→ **Task instructions**
Reading the listing below, count the lines that contain the word "devenir" and give that count alone.

→ **Exercise input**
+--
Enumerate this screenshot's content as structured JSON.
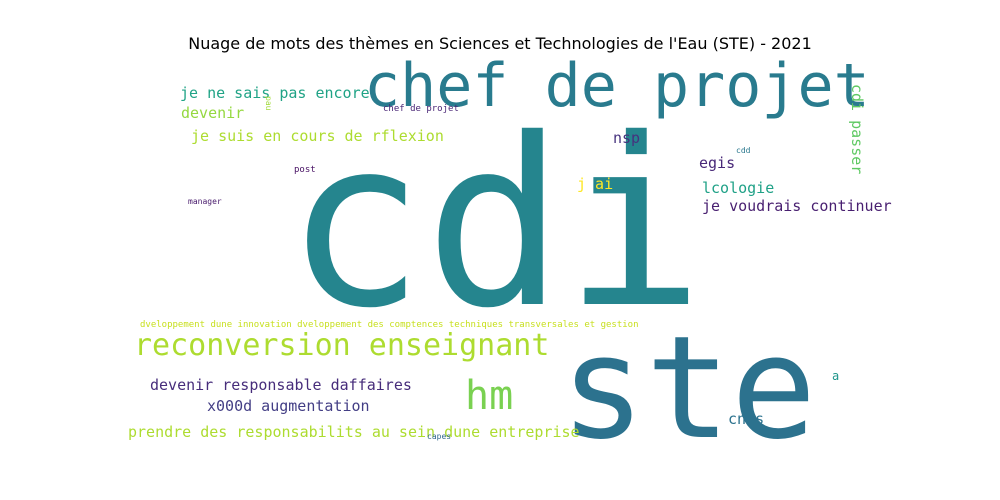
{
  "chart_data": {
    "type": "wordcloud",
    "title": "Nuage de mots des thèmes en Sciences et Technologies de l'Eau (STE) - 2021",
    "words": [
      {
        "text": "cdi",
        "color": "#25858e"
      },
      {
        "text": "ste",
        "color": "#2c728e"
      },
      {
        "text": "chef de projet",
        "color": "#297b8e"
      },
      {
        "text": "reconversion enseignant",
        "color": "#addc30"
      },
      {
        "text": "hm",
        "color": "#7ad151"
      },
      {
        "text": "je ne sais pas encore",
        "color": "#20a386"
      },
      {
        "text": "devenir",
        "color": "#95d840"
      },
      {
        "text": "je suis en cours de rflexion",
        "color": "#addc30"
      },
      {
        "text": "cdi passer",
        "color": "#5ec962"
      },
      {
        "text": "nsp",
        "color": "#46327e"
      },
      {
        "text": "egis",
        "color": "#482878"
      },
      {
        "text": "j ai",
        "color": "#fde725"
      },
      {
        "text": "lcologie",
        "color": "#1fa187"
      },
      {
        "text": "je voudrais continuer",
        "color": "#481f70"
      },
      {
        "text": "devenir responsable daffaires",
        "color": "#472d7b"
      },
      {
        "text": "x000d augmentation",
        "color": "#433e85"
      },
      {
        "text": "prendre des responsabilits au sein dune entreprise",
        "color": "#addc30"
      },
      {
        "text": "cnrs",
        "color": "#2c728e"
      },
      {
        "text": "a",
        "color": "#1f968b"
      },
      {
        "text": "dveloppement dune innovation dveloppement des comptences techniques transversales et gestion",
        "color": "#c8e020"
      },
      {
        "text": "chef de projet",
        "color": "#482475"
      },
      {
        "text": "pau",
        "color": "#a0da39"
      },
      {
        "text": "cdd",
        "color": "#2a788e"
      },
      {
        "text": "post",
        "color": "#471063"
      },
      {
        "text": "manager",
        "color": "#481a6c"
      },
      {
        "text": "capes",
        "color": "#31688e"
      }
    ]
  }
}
+--
→ **Final answer**
2